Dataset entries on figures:
::::

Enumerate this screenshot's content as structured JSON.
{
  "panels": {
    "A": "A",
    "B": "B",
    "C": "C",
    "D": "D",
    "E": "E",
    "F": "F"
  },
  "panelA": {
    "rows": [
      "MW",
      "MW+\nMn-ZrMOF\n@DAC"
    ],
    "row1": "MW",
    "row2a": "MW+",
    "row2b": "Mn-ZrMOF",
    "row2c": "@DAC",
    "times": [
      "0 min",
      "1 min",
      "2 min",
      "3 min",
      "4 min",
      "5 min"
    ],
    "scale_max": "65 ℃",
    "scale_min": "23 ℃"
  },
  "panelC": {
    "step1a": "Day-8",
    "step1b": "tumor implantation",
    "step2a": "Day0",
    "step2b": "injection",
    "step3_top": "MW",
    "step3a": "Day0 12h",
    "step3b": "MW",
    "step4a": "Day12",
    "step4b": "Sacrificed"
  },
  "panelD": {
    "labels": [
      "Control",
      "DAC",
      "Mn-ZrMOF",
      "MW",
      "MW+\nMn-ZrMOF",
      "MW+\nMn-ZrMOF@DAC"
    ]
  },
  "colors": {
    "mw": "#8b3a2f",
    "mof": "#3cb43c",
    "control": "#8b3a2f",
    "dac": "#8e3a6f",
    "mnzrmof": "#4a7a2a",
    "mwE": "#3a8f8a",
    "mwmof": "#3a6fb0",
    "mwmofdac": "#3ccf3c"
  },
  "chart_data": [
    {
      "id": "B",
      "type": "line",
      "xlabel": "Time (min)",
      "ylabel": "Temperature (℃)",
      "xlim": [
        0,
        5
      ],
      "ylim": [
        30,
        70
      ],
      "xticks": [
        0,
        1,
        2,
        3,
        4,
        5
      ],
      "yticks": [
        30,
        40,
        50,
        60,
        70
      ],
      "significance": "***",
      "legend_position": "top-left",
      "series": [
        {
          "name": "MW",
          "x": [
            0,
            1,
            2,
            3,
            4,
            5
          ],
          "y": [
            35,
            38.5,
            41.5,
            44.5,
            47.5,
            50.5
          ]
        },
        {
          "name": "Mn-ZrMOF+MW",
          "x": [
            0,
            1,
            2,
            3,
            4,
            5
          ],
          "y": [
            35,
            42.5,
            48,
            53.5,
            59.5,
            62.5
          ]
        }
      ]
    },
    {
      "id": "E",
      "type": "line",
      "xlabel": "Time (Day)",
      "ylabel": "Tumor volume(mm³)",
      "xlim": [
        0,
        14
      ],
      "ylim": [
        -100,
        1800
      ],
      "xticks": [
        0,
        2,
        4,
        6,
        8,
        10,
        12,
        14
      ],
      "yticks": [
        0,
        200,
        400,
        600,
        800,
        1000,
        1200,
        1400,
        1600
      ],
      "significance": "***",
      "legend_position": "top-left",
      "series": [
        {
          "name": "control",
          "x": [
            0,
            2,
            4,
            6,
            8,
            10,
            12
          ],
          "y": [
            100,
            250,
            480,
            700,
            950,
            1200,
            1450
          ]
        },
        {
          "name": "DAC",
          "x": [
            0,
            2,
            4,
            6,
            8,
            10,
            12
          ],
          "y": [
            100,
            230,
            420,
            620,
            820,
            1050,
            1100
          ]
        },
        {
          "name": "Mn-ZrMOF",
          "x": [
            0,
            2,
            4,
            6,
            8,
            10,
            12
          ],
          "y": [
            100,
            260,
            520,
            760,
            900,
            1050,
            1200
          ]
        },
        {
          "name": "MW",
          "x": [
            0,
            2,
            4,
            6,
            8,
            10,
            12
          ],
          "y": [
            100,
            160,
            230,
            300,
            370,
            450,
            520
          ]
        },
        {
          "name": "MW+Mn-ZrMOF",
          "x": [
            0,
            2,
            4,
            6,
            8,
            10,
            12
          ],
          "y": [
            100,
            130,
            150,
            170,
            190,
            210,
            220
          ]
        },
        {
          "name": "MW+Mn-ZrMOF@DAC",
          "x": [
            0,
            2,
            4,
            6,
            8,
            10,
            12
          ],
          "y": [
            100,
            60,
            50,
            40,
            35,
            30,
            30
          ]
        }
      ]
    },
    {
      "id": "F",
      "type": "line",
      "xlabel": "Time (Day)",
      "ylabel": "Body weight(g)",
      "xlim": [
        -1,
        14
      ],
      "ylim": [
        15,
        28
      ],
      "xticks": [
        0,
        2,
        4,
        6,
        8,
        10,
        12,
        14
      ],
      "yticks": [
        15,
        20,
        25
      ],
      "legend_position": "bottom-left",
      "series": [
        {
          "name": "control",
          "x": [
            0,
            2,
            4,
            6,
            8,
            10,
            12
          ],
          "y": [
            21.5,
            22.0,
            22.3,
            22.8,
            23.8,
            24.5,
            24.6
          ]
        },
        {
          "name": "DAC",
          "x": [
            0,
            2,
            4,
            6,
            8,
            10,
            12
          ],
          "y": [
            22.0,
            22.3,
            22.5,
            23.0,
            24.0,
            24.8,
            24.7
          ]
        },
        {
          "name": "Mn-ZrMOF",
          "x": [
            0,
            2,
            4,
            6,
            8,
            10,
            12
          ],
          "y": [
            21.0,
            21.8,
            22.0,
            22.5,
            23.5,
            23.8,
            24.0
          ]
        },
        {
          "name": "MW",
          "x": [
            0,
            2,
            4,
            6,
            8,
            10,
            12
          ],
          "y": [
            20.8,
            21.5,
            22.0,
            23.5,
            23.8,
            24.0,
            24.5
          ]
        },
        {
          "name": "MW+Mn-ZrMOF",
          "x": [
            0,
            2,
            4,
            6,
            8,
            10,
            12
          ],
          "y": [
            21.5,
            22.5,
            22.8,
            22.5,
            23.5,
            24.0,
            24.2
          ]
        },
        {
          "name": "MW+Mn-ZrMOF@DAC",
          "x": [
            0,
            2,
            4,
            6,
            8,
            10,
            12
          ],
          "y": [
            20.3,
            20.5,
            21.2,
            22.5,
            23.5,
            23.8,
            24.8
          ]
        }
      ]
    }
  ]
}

::::

Each record above should be output again exactly.

Enumerate this screenshot's content as structured JSON.
{
  "panels": {
    "A": "A",
    "B": "B",
    "C": "C",
    "D": "D",
    "E": "E",
    "F": "F"
  },
  "panelA": {
    "rows": [
      "MW",
      "MW+\nMn-ZrMOF\n@DAC"
    ],
    "row1": "MW",
    "row2a": "MW+",
    "row2b": "Mn-ZrMOF",
    "row2c": "@DAC",
    "times": [
      "0 min",
      "1 min",
      "2 min",
      "3 min",
      "4 min",
      "5 min"
    ],
    "scale_max": "65 ℃",
    "scale_min": "23 ℃"
  },
  "panelC": {
    "step1a": "Day-8",
    "step1b": "tumor implantation",
    "step2a": "Day0",
    "step2b": "injection",
    "step3_top": "MW",
    "step3a": "Day0 12h",
    "step3b": "MW",
    "step4a": "Day12",
    "step4b": "Sacrificed"
  },
  "panelD": {
    "labels": [
      "Control",
      "DAC",
      "Mn-ZrMOF",
      "MW",
      "MW+\nMn-ZrMOF",
      "MW+\nMn-ZrMOF@DAC"
    ]
  },
  "colors": {
    "mw": "#8b3a2f",
    "mof": "#3cb43c",
    "control": "#8b3a2f",
    "dac": "#8e3a6f",
    "mnzrmof": "#4a7a2a",
    "mwE": "#3a8f8a",
    "mwmof": "#3a6fb0",
    "mwmofdac": "#3ccf3c"
  },
  "chart_data": [
    {
      "id": "B",
      "type": "line",
      "xlabel": "Time (min)",
      "ylabel": "Temperature (℃)",
      "xlim": [
        0,
        5
      ],
      "ylim": [
        30,
        70
      ],
      "xticks": [
        0,
        1,
        2,
        3,
        4,
        5
      ],
      "yticks": [
        30,
        40,
        50,
        60,
        70
      ],
      "significance": "***",
      "legend_position": "top-left",
      "series": [
        {
          "name": "MW",
          "x": [
            0,
            1,
            2,
            3,
            4,
            5
          ],
          "y": [
            35,
            38.5,
            41.5,
            44.5,
            47.5,
            50.5
          ]
        },
        {
          "name": "Mn-ZrMOF+MW",
          "x": [
            0,
            1,
            2,
            3,
            4,
            5
          ],
          "y": [
            35,
            42.5,
            48,
            53.5,
            59.5,
            62.5
          ]
        }
      ]
    },
    {
      "id": "E",
      "type": "line",
      "xlabel": "Time (Day)",
      "ylabel": "Tumor volume(mm³)",
      "xlim": [
        0,
        14
      ],
      "ylim": [
        -100,
        1800
      ],
      "xticks": [
        0,
        2,
        4,
        6,
        8,
        10,
        12,
        14
      ],
      "yticks": [
        0,
        200,
        400,
        600,
        800,
        1000,
        1200,
        1400,
        1600
      ],
      "significance": "***",
      "legend_position": "top-left",
      "series": [
        {
          "name": "control",
          "x": [
            0,
            2,
            4,
            6,
            8,
            10,
            12
          ],
          "y": [
            100,
            250,
            480,
            700,
            950,
            1200,
            1450
          ]
        },
        {
          "name": "DAC",
          "x": [
            0,
            2,
            4,
            6,
            8,
            10,
            12
          ],
          "y": [
            100,
            230,
            420,
            620,
            820,
            1050,
            1100
          ]
        },
        {
          "name": "Mn-ZrMOF",
          "x": [
            0,
            2,
            4,
            6,
            8,
            10,
            12
          ],
          "y": [
            100,
            260,
            520,
            760,
            900,
            1050,
            1200
          ]
        },
        {
          "name": "MW",
          "x": [
            0,
            2,
            4,
            6,
            8,
            10,
            12
          ],
          "y": [
            100,
            160,
            230,
            300,
            370,
            450,
            520
          ]
        },
        {
          "name": "MW+Mn-ZrMOF",
          "x": [
            0,
            2,
            4,
            6,
            8,
            10,
            12
          ],
          "y": [
            100,
            130,
            150,
            170,
            190,
            210,
            220
          ]
        },
        {
          "name": "MW+Mn-ZrMOF@DAC",
          "x": [
            0,
            2,
            4,
            6,
            8,
            10,
            12
          ],
          "y": [
            100,
            60,
            50,
            40,
            35,
            30,
            30
          ]
        }
      ]
    },
    {
      "id": "F",
      "type": "line",
      "xlabel": "Time (Day)",
      "ylabel": "Body weight(g)",
      "xlim": [
        -1,
        14
      ],
      "ylim": [
        15,
        28
      ],
      "xticks": [
        0,
        2,
        4,
        6,
        8,
        10,
        12,
        14
      ],
      "yticks": [
        15,
        20,
        25
      ],
      "legend_position": "bottom-left",
      "series": [
        {
          "name": "control",
          "x": [
            0,
            2,
            4,
            6,
            8,
            10,
            12
          ],
          "y": [
            21.5,
            22.0,
            22.3,
            22.8,
            23.8,
            24.5,
            24.6
          ]
        },
        {
          "name": "DAC",
          "x": [
            0,
            2,
            4,
            6,
            8,
            10,
            12
          ],
          "y": [
            22.0,
            22.3,
            22.5,
            23.0,
            24.0,
            24.8,
            24.7
          ]
        },
        {
          "name": "Mn-ZrMOF",
          "x": [
            0,
            2,
            4,
            6,
            8,
            10,
            12
          ],
          "y": [
            21.0,
            21.8,
            22.0,
            22.5,
            23.5,
            23.8,
            24.0
          ]
        },
        {
          "name": "MW",
          "x": [
            0,
            2,
            4,
            6,
            8,
            10,
            12
          ],
          "y": [
            20.8,
            21.5,
            22.0,
            23.5,
            23.8,
            24.0,
            24.5
          ]
        },
        {
          "name": "MW+Mn-ZrMOF",
          "x": [
            0,
            2,
            4,
            6,
            8,
            10,
            12
          ],
          "y": [
            21.5,
            22.5,
            22.8,
            22.5,
            23.5,
            24.0,
            24.2
          ]
        },
        {
          "name": "MW+Mn-ZrMOF@DAC",
          "x": [
            0,
            2,
            4,
            6,
            8,
            10,
            12
          ],
          "y": [
            20.3,
            20.5,
            21.2,
            22.5,
            23.5,
            23.8,
            24.8
          ]
        }
      ]
    }
  ]
}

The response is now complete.